→ WHAT TO WORK ON:
Give an exact transcription of every line, dropping the images.

→ DATASET CONTENT:
——
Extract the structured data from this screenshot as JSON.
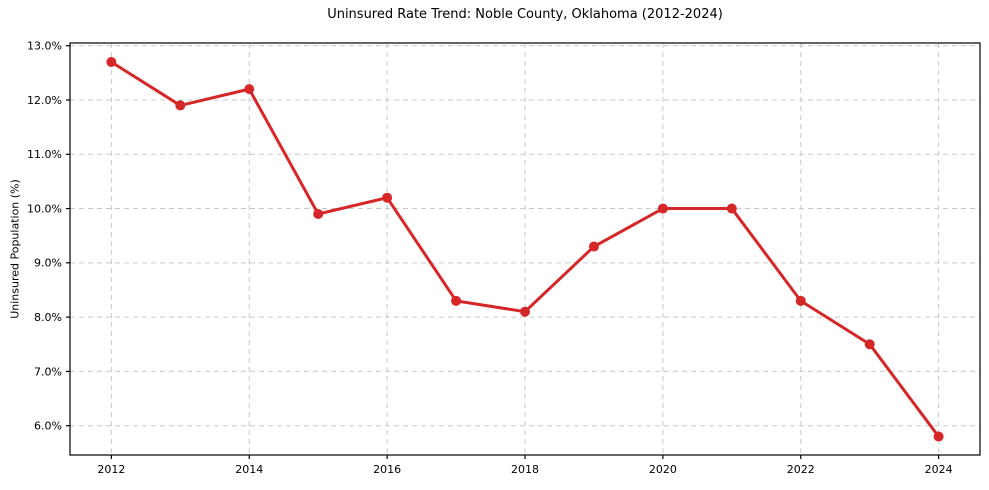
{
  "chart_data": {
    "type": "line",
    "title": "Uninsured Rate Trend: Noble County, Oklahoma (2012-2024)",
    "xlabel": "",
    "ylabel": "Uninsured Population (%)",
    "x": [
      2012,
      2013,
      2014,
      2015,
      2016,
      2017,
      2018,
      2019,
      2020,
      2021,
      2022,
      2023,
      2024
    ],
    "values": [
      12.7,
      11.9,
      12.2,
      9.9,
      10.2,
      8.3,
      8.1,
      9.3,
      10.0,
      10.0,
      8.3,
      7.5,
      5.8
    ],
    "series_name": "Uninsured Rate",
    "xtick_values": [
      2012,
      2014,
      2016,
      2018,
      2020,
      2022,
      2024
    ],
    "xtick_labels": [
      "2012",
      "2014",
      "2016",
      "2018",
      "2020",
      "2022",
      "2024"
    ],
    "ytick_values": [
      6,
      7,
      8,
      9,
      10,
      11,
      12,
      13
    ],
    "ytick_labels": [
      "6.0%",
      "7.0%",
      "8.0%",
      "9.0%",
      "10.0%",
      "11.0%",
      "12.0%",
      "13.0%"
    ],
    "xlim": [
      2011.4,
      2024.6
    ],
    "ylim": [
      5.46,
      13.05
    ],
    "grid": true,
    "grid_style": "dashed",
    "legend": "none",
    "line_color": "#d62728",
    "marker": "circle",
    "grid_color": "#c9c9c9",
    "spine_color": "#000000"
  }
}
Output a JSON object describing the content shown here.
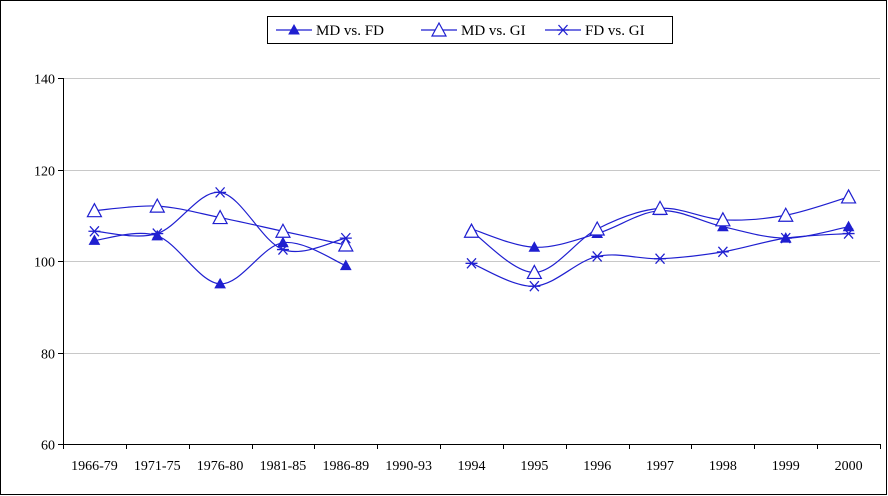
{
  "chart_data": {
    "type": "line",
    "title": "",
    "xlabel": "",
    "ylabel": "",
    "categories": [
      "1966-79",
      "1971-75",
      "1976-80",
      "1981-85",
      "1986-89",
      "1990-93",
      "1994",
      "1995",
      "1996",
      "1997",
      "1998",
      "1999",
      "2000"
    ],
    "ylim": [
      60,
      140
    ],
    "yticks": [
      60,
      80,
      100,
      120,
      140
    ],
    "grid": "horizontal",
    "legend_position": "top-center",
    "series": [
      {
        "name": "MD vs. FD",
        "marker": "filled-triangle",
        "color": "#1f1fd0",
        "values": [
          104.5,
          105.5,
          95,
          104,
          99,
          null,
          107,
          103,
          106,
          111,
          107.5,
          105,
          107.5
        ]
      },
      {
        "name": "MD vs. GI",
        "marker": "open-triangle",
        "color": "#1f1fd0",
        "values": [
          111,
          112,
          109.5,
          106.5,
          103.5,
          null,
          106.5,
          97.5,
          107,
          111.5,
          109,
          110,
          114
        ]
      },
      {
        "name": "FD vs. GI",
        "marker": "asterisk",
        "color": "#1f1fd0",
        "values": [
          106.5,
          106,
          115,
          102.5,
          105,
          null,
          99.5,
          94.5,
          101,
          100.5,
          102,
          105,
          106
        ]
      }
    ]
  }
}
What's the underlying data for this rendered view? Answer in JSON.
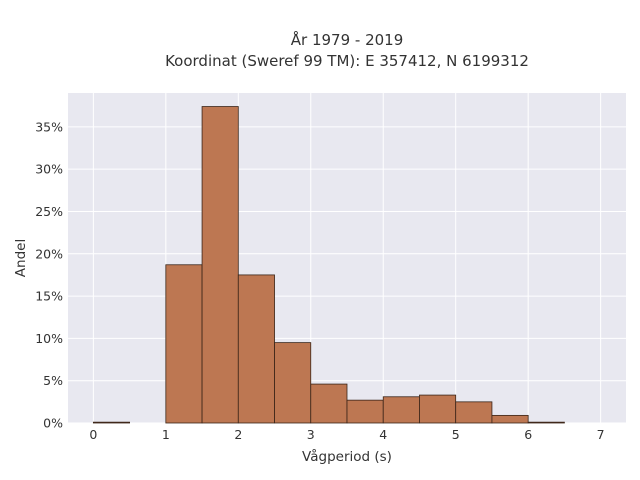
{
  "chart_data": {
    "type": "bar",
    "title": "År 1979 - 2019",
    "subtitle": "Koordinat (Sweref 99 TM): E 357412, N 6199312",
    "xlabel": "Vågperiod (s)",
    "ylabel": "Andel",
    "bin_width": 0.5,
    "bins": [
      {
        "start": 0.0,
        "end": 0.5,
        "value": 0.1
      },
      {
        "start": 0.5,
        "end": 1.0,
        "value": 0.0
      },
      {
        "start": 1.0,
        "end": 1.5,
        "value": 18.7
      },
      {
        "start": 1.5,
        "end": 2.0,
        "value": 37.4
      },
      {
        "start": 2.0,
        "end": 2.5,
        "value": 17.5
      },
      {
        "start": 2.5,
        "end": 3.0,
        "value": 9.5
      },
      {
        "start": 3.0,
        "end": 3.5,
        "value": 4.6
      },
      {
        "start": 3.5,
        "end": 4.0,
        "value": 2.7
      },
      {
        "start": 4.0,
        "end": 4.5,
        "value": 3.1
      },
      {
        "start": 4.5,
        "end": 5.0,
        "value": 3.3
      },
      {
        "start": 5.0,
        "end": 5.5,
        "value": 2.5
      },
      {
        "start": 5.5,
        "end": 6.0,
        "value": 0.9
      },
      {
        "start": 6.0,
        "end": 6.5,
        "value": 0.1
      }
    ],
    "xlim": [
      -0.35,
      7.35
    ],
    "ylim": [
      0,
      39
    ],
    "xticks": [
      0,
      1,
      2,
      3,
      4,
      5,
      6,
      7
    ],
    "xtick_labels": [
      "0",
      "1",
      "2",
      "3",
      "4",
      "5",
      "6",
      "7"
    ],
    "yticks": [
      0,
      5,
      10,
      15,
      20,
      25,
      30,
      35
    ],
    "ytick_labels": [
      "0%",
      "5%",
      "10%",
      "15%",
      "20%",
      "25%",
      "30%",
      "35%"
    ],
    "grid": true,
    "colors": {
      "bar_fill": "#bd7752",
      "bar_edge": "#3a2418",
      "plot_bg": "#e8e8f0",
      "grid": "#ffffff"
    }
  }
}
——
→ IN RESPONSE:
Extract the structured data from this screenshot as JSON.
{
  "chart_data": {
    "type": "line",
    "title": "Uninsured Rate Trend: Noble County, Oklahoma (2012-2024)",
    "xlabel": "",
    "ylabel": "Uninsured Population (%)",
    "x": [
      2012,
      2013,
      2014,
      2015,
      2016,
      2017,
      2018,
      2019,
      2020,
      2021,
      2022,
      2023,
      2024
    ],
    "values": [
      12.7,
      11.9,
      12.2,
      9.9,
      10.2,
      8.3,
      8.1,
      9.3,
      10.0,
      10.0,
      8.3,
      7.5,
      5.8
    ],
    "series_name": "Uninsured Rate",
    "xtick_values": [
      2012,
      2014,
      2016,
      2018,
      2020,
      2022,
      2024
    ],
    "xtick_labels": [
      "2012",
      "2014",
      "2016",
      "2018",
      "2020",
      "2022",
      "2024"
    ],
    "ytick_values": [
      6,
      7,
      8,
      9,
      10,
      11,
      12,
      13
    ],
    "ytick_labels": [
      "6.0%",
      "7.0%",
      "8.0%",
      "9.0%",
      "10.0%",
      "11.0%",
      "12.0%",
      "13.0%"
    ],
    "xlim": [
      2011.4,
      2024.6
    ],
    "ylim": [
      5.46,
      13.05
    ],
    "grid": true,
    "grid_style": "dashed",
    "legend": "none",
    "line_color": "#d62728",
    "marker": "circle",
    "grid_color": "#c9c9c9",
    "spine_color": "#000000"
  }
}
Output a JSON object describing the content shown here.
{
  "chart_data": {
    "type": "line",
    "title": "",
    "xlabel": "",
    "ylabel": "",
    "categories": [
      "1966-79",
      "1971-75",
      "1976-80",
      "1981-85",
      "1986-89",
      "1990-93",
      "1994",
      "1995",
      "1996",
      "1997",
      "1998",
      "1999",
      "2000"
    ],
    "ylim": [
      60,
      140
    ],
    "yticks": [
      60,
      80,
      100,
      120,
      140
    ],
    "grid": "horizontal",
    "legend_position": "top-center",
    "series": [
      {
        "name": "MD vs. FD",
        "marker": "filled-triangle",
        "color": "#1f1fd0",
        "values": [
          104.5,
          105.5,
          95,
          104,
          99,
          null,
          107,
          103,
          106,
          111,
          107.5,
          105,
          107.5
        ]
      },
      {
        "name": "MD vs. GI",
        "marker": "open-triangle",
        "color": "#1f1fd0",
        "values": [
          111,
          112,
          109.5,
          106.5,
          103.5,
          null,
          106.5,
          97.5,
          107,
          111.5,
          109,
          110,
          114
        ]
      },
      {
        "name": "FD vs. GI",
        "marker": "asterisk",
        "color": "#1f1fd0",
        "values": [
          106.5,
          106,
          115,
          102.5,
          105,
          null,
          99.5,
          94.5,
          101,
          100.5,
          102,
          105,
          106
        ]
      }
    ]
  }
}
What's the underlying data for this rendered view? Answer in JSON.
{
  "chart_data": {
    "type": "bar",
    "title": "År 1979 - 2019",
    "subtitle": "Koordinat (Sweref 99 TM): E 357412, N 6199312",
    "xlabel": "Vågperiod (s)",
    "ylabel": "Andel",
    "bin_width": 0.5,
    "bins": [
      {
        "start": 0.0,
        "end": 0.5,
        "value": 0.1
      },
      {
        "start": 0.5,
        "end": 1.0,
        "value": 0.0
      },
      {
        "start": 1.0,
        "end": 1.5,
        "value": 18.7
      },
      {
        "start": 1.5,
        "end": 2.0,
        "value": 37.4
      },
      {
        "start": 2.0,
        "end": 2.5,
        "value": 17.5
      },
      {
        "start": 2.5,
        "end": 3.0,
        "value": 9.5
      },
      {
        "start": 3.0,
        "end": 3.5,
        "value": 4.6
      },
      {
        "start": 3.5,
        "end": 4.0,
        "value": 2.7
      },
      {
        "start": 4.0,
        "end": 4.5,
        "value": 3.1
      },
      {
        "start": 4.5,
        "end": 5.0,
        "value": 3.3
      },
      {
        "start": 5.0,
        "end": 5.5,
        "value": 2.5
      },
      {
        "start": 5.5,
        "end": 6.0,
        "value": 0.9
      },
      {
        "start": 6.0,
        "end": 6.5,
        "value": 0.1
      }
    ],
    "xlim": [
      -0.35,
      7.35
    ],
    "ylim": [
      0,
      39
    ],
    "xticks": [
      0,
      1,
      2,
      3,
      4,
      5,
      6,
      7
    ],
    "xtick_labels": [
      "0",
      "1",
      "2",
      "3",
      "4",
      "5",
      "6",
      "7"
    ],
    "yticks": [
      0,
      5,
      10,
      15,
      20,
      25,
      30,
      35
    ],
    "ytick_labels": [
      "0%",
      "5%",
      "10%",
      "15%",
      "20%",
      "25%",
      "30%",
      "35%"
    ],
    "grid": true,
    "colors": {
      "bar_fill": "#bd7752",
      "bar_edge": "#3a2418",
      "plot_bg": "#e8e8f0",
      "grid": "#ffffff"
    }
  }
}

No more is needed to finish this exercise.